(Recorded data)
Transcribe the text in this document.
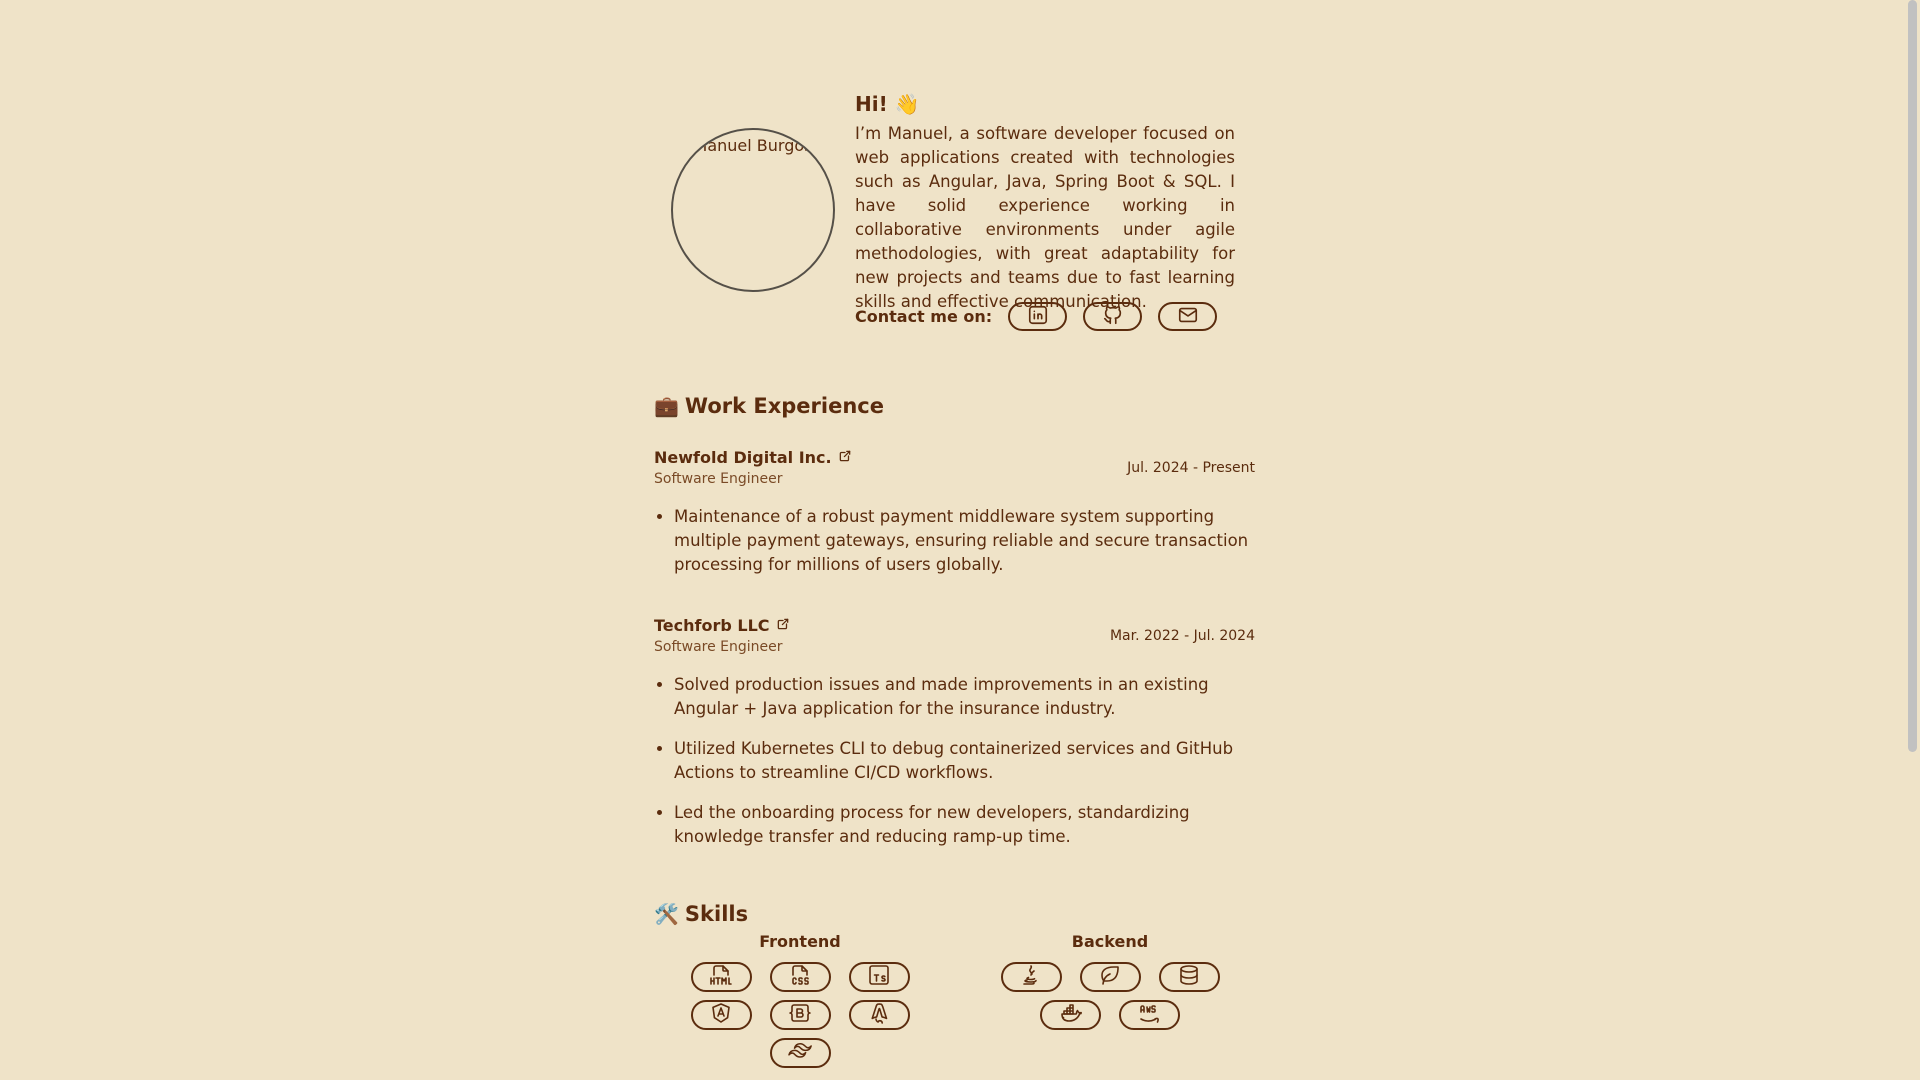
Manuel Burgos
Hi! 👋

I’m Manuel, a software developer focused on web applications created with technologies such as Angular, Java, Spring Boot & SQL. I have solid experience working in collaborative environments under agile methodologies, with great adaptability for new projects and teams due to fast learning skills and effective communication.

Contact me on:
💼 Work Experience
Newfold Digital Inc.
Software Engineer
Jul. 2024 - Present
• Maintenance of a robust payment middleware system supporting multiple payment gateways, ensuring reliable and secure transaction processing for millions of users globally.
Techforb LLC
Software Engineer
Mar. 2022 - Jul. 2024
• Solved production issues and made improvements in an existing Angular + Java application for the insurance industry.
• Utilized Kubernetes CLI to debug containerized services and GitHub Actions to streamline CI/CD workflows.
• Led the onboarding process for new developers, standardizing knowledge transfer and reducing ramp-up time.
🛠️ Skills
Frontend	Backend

* [Task description]: Of the lines in this listing, report how many contain the string "Manuel", and give the number only.

* [Completed task]: 2